*** Belge alıntısı ***
Depreme hazırız!

Aha… Tabi tabi, çok hazırız.
Her afetten sonra papatya falı gibi “Hazır mıyız, değil miyiz?” diye sayıklıyoruz ya...
İşte o “çok hazırız” dediğimiz son depremde, 13 saniyelik bir sarsıntıda millet birbirini ezerek sokağa fırladı.
Soruyorum: Bu deprem 20 saniye daha uzun sürseydi ne olurdu?
Yıkım mı? Evet.
Panik? Kesin.
Kaos? Tartışmasız.
Kurtarma mı? Bekle biraz... Henüz ulaşmadı.
Sokağa çıktık da ne oldu?
İstanbul’un kalbinde ya da Çatalca’nın merkezinde fark etmez.
Sokağa çıktın da nereye çıktın kardeşim? Etrafında koca koca binalar, üstünde düşmeye hazır balkonlar, camlar, tabelalar… Yani içeride kalırsan binaya gömülme ihtimalin var, dışarı çıkarsan gökten düşene denk gelme riskin. E peki bu mudur “hazırlık”?
Evde deprem çantası var mı?
Evde bir deprem çantası var mı?
Yok. Varsa da içinde 2019'dan kalma bisküvi, patlamış piller, yarısı boş şişe su.
Çoğumuzun haberi yok çantada ne olmalı, nerede durmalı.
Çünkü alıştık: Deprem sadece haber bültenlerinde olur.
Sallandı mı? Kapat televizyondaki diziyi, bak sosyal medyaya, sonra herkes "çok geçmiş olsun" deyip yatmaya devam eder. İşte böyle hazırız biz!
Toplanma alanı nerede?
Kaç kişi biliyor evine en yakın toplanma alanını? Google’a yazmak dışında kaç kişi gerçekten gidip baktı o alana? Millet Bahçesi ve meydan olmasa, nereye gidecektik? Sosyal tesisler silme doldu.
Çatalca’da neyiz biz?
Çatalca’yı sanki deprem unutmuş gibi davranıyoruz.
Ama Çatalca da Marmara’dır, unutma!
Fay hattına selam duran mahallelerimiz var.
Geniş tarım alanlarımızın çevresinde yükselen beton bloklar artık doğanın önüne duvar örüyor.
Ve biz hâlâ "Biz şehre uzak sayılırız" rahatlığındayız.
Sana soruyorum: Bu bölgede bir afet olduğunda, kaç dakika içinde sağlık ekipleri gelir?
Kırsalda bir ev yıkılsa, kaç kişi bilir onu?
Bir köy yolu çökse, kimin haberi olur?
İşte hazır olmadığımız yer tam da burası!
Deprem oldu diyelim!
Deprem anında hayatta kaldık, peki sonra?
Barınma? Yok.
Temiz su? Şansa.
***
▶ Alıştırma:
Depreme hazırlık üzerine yazıda "Toplanma alanı nerede?" sözcüklerini içeren ifadeyle açılıp "tesisler silme doldu." ile kapanan bölümü hiçbir değişiklik yapmadan yeniden yazın.
*** Sağlanan veriler ***
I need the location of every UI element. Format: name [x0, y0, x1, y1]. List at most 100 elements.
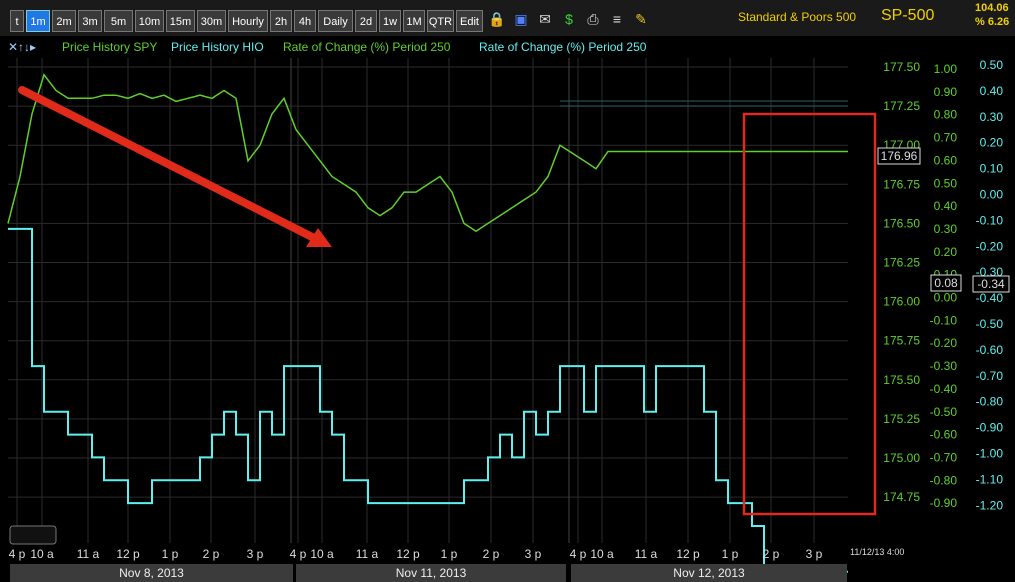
***
▶ Alıştırma sonucu:
Toplanma alanı nerede?
Kaç kişi biliyor evine en yakın toplanma alanını? Google’a yazmak dışında kaç kişi gerçekten gidip baktı o alana? Millet Bahçesi ve meydan olmasa, nereye gidecektik? Sosyal tesisler silme doldu.